• Exercise
Transcribe each line of the material as it is, and drop any picture.

• The input

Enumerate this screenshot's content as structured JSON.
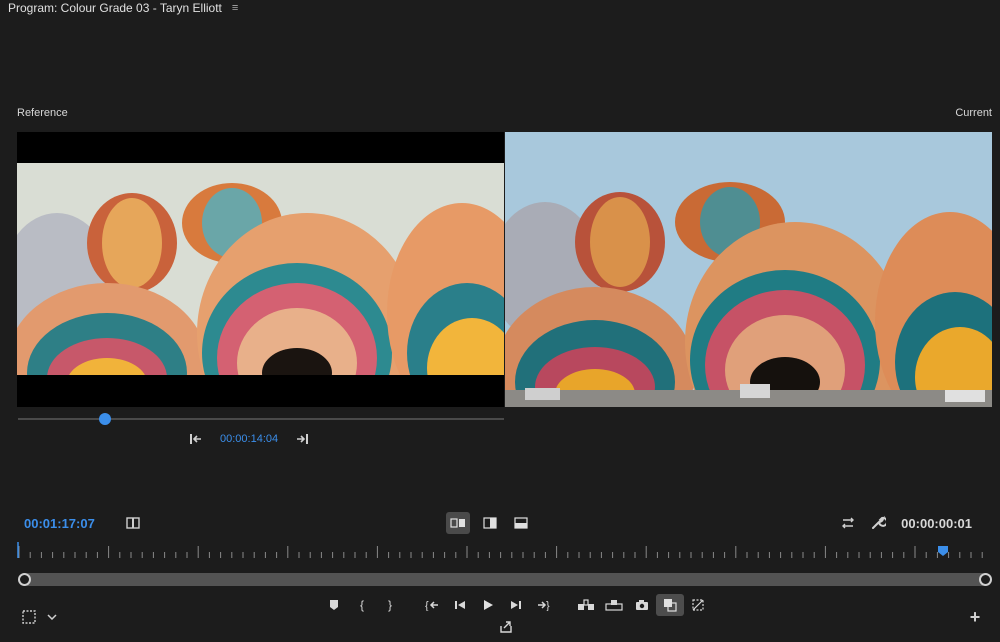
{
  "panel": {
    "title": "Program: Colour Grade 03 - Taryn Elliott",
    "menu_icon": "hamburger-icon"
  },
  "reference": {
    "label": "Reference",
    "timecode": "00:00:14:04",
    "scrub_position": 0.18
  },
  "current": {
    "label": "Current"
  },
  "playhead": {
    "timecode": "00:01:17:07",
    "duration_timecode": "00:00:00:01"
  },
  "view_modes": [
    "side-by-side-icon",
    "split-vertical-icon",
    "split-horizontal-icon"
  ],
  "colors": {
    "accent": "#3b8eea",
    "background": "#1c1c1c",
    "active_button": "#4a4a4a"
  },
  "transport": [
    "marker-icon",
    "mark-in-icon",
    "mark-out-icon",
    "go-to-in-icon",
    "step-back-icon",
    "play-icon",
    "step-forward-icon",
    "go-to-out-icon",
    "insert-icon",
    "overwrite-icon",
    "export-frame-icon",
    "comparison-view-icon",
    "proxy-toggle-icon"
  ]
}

• Reply to the exercise
Enumerate this screenshot's content as structured JSON.
{
  "panel": {
    "title": "Program: Colour Grade 03 - Taryn Elliott",
    "menu_icon": "hamburger-icon"
  },
  "reference": {
    "label": "Reference",
    "timecode": "00:00:14:04",
    "scrub_position": 0.18
  },
  "current": {
    "label": "Current"
  },
  "playhead": {
    "timecode": "00:01:17:07",
    "duration_timecode": "00:00:00:01"
  },
  "view_modes": [
    "side-by-side-icon",
    "split-vertical-icon",
    "split-horizontal-icon"
  ],
  "colors": {
    "accent": "#3b8eea",
    "background": "#1c1c1c",
    "active_button": "#4a4a4a"
  },
  "transport": [
    "marker-icon",
    "mark-in-icon",
    "mark-out-icon",
    "go-to-in-icon",
    "step-back-icon",
    "play-icon",
    "step-forward-icon",
    "go-to-out-icon",
    "insert-icon",
    "overwrite-icon",
    "export-frame-icon",
    "comparison-view-icon",
    "proxy-toggle-icon"
  ]
}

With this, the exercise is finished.